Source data
- - -
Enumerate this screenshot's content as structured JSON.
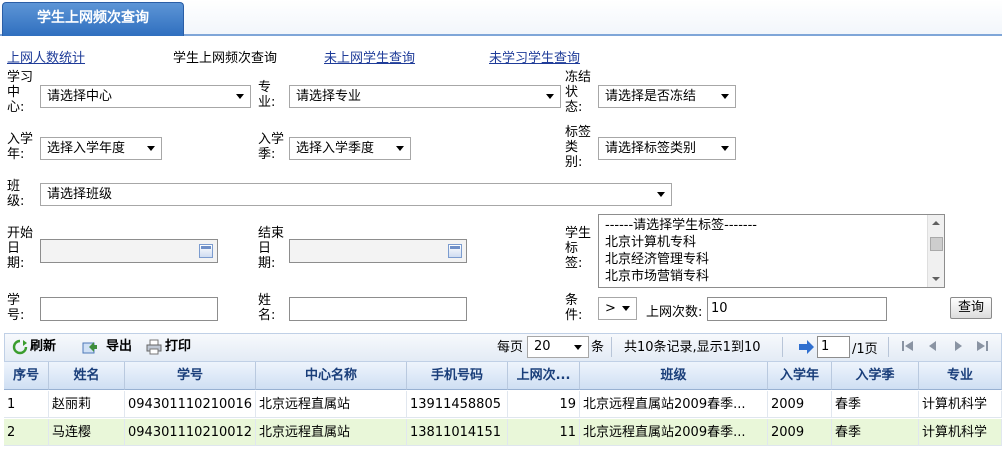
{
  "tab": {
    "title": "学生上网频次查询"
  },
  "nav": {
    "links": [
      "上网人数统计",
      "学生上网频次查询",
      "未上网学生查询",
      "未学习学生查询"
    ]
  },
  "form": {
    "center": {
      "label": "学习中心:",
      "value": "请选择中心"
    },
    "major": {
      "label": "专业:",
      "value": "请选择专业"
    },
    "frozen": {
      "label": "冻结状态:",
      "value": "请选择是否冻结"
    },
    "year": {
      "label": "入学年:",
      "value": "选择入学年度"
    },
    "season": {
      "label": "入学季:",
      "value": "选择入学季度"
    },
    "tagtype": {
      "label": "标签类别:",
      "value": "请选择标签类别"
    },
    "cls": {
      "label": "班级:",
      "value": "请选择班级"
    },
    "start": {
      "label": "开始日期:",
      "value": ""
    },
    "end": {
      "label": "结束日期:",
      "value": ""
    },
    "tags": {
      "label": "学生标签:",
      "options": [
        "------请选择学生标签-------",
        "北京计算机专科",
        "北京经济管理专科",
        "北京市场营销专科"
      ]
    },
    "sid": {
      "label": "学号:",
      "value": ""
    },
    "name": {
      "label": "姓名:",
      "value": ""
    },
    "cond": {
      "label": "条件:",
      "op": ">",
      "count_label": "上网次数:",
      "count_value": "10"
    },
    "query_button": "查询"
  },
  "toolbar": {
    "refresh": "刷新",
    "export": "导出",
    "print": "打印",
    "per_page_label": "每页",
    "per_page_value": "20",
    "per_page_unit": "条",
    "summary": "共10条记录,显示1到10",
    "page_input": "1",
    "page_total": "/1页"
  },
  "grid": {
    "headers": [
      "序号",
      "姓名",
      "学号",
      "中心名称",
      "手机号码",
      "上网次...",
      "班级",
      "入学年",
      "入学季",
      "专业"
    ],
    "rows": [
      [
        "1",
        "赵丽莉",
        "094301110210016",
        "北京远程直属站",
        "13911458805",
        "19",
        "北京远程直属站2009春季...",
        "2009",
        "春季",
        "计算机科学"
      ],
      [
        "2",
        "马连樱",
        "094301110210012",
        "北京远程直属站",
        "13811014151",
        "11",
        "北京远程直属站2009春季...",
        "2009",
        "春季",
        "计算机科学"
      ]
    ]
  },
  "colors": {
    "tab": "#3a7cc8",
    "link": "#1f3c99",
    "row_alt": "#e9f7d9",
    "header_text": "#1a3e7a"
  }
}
- - -
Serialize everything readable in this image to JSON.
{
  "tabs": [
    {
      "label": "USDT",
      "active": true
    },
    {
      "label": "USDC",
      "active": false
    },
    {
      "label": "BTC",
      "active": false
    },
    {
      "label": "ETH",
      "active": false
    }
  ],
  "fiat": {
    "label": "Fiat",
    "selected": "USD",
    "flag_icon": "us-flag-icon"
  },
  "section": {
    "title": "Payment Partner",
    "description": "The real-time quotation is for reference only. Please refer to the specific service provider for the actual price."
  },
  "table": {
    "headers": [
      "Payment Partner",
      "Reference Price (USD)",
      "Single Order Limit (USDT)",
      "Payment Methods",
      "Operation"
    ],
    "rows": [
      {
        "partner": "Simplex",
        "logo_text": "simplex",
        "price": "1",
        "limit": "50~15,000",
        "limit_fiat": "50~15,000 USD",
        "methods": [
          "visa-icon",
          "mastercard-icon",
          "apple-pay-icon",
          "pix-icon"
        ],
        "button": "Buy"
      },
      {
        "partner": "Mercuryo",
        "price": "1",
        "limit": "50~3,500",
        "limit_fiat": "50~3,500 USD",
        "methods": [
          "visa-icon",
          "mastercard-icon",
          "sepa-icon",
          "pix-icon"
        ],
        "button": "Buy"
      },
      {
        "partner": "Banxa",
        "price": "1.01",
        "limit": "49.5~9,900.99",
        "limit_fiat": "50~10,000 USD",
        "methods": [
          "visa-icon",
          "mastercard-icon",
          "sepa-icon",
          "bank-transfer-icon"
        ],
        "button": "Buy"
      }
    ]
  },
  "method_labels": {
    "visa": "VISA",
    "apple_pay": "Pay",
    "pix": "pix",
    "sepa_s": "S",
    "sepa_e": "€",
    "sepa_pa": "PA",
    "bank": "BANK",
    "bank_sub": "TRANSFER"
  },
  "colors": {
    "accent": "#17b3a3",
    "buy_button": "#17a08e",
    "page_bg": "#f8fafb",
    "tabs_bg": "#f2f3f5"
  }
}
- - -
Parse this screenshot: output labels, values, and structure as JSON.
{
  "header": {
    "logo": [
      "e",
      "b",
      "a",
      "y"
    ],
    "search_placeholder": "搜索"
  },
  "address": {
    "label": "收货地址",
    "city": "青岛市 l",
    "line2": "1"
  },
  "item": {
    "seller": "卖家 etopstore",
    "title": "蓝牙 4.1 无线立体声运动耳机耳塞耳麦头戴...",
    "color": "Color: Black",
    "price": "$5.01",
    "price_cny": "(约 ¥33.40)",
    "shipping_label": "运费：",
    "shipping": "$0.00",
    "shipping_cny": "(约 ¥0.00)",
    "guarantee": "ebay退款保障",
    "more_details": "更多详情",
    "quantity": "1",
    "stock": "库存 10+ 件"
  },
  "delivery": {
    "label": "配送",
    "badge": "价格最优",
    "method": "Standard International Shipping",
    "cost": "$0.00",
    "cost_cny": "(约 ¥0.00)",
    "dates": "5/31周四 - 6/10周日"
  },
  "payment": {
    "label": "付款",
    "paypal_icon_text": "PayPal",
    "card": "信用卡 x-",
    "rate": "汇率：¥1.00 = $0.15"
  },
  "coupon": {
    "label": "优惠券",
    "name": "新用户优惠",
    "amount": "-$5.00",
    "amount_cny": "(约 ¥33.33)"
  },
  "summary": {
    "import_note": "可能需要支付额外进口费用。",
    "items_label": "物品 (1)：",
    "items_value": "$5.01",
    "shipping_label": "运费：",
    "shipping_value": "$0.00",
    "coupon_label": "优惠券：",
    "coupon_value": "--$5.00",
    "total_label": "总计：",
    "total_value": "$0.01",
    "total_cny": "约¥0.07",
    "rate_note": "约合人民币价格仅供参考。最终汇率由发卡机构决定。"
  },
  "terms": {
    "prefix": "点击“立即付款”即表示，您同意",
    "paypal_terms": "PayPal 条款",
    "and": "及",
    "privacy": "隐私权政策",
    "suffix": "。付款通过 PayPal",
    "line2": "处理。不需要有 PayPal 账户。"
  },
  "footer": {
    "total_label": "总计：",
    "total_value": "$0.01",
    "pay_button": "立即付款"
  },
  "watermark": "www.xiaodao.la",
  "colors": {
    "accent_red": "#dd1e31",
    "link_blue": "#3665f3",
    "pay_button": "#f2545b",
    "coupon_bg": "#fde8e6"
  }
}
- - -
• **What you should do**: Extract all lines of the records above that include "PayPal".

• **Answer**:
    "paypal_icon_text": "PayPal",
    "paypal_terms": "PayPal 条款",
    "suffix": "。付款通过 PayPal",
    "line2": "处理。不需要有 PayPal 账户。"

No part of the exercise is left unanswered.